■ **Provided data**:

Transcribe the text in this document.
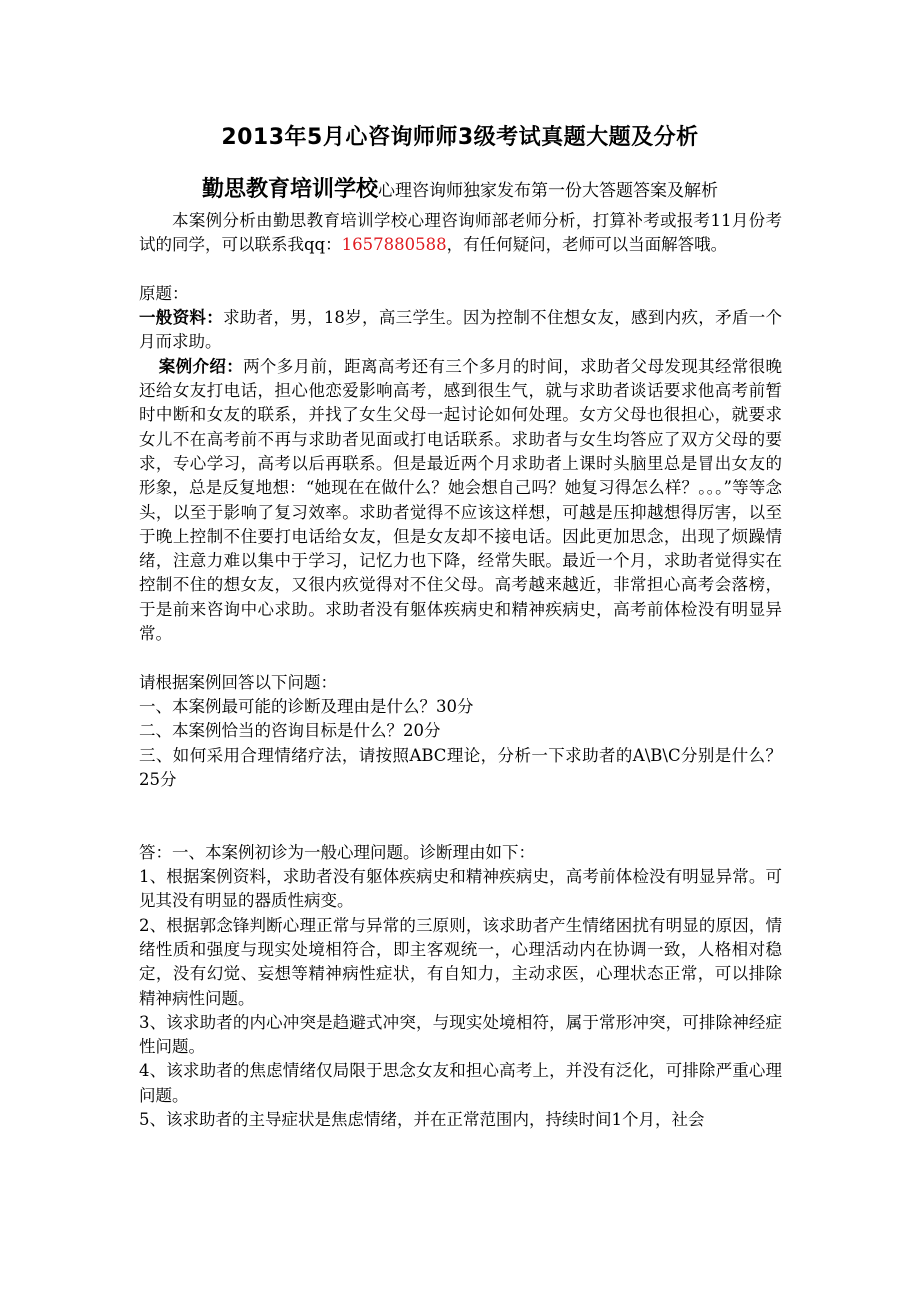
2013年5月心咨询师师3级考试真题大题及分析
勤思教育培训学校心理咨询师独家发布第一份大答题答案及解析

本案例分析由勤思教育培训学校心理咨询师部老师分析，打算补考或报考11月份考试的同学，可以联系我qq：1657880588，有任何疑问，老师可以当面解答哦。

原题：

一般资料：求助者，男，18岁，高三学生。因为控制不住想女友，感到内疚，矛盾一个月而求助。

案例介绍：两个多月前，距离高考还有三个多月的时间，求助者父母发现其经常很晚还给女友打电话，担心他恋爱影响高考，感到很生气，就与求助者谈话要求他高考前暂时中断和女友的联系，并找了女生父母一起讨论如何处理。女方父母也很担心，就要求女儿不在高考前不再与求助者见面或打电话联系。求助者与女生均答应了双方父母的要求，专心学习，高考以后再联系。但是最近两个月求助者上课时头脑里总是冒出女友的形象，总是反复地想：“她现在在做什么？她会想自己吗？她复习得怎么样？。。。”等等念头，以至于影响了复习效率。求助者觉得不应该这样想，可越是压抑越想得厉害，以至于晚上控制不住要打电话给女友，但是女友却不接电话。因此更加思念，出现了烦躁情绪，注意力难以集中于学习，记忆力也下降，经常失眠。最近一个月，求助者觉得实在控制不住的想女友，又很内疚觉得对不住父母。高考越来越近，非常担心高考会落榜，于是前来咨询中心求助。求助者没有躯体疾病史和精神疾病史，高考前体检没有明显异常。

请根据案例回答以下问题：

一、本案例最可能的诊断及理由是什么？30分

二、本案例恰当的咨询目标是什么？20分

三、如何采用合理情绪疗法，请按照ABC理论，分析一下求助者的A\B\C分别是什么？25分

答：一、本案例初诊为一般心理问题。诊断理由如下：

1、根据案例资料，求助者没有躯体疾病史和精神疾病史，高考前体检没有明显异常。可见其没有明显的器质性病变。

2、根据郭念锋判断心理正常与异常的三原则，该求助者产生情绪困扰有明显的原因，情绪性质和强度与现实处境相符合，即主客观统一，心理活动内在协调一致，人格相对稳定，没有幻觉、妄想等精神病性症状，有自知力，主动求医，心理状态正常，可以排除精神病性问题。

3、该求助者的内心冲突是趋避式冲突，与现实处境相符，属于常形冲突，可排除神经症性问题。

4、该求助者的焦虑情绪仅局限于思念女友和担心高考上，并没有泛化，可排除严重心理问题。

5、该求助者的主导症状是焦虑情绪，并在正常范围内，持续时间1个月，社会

■ **Challenge**: Output all of the data exactly as it stands, minus any images.

■ **Written response**:
Transcribe the text in this document.
2013年5月心咨询师师3级考试真题大题及分析
勤思教育培训学校心理咨询师独家发布第一份大答题答案及解析

本案例分析由勤思教育培训学校心理咨询师部老师分析，打算补考或报考11月份考试的同学，可以联系我qq：1657880588，有任何疑问，老师可以当面解答哦。

原题：

一般资料：求助者，男，18岁，高三学生。因为控制不住想女友，感到内疚，矛盾一个月而求助。

案例介绍：两个多月前，距离高考还有三个多月的时间，求助者父母发现其经常很晚还给女友打电话，担心他恋爱影响高考，感到很生气，就与求助者谈话要求他高考前暂时中断和女友的联系，并找了女生父母一起讨论如何处理。女方父母也很担心，就要求女儿不在高考前不再与求助者见面或打电话联系。求助者与女生均答应了双方父母的要求，专心学习，高考以后再联系。但是最近两个月求助者上课时头脑里总是冒出女友的形象，总是反复地想：“她现在在做什么？她会想自己吗？她复习得怎么样？。。。”等等念头，以至于影响了复习效率。求助者觉得不应该这样想，可越是压抑越想得厉害，以至于晚上控制不住要打电话给女友，但是女友却不接电话。因此更加思念，出现了烦躁情绪，注意力难以集中于学习，记忆力也下降，经常失眠。最近一个月，求助者觉得实在控制不住的想女友，又很内疚觉得对不住父母。高考越来越近，非常担心高考会落榜，于是前来咨询中心求助。求助者没有躯体疾病史和精神疾病史，高考前体检没有明显异常。

请根据案例回答以下问题：

一、本案例最可能的诊断及理由是什么？30分

二、本案例恰当的咨询目标是什么？20分

三、如何采用合理情绪疗法，请按照ABC理论，分析一下求助者的A\B\C分别是什么？25分

答：一、本案例初诊为一般心理问题。诊断理由如下：

1、根据案例资料，求助者没有躯体疾病史和精神疾病史，高考前体检没有明显异常。可见其没有明显的器质性病变。

2、根据郭念锋判断心理正常与异常的三原则，该求助者产生情绪困扰有明显的原因，情绪性质和强度与现实处境相符合，即主客观统一，心理活动内在协调一致，人格相对稳定，没有幻觉、妄想等精神病性症状，有自知力，主动求医，心理状态正常，可以排除精神病性问题。

3、该求助者的内心冲突是趋避式冲突，与现实处境相符，属于常形冲突，可排除神经症性问题。

4、该求助者的焦虑情绪仅局限于思念女友和担心高考上，并没有泛化，可排除严重心理问题。

5、该求助者的主导症状是焦虑情绪，并在正常范围内，持续时间1个月，社会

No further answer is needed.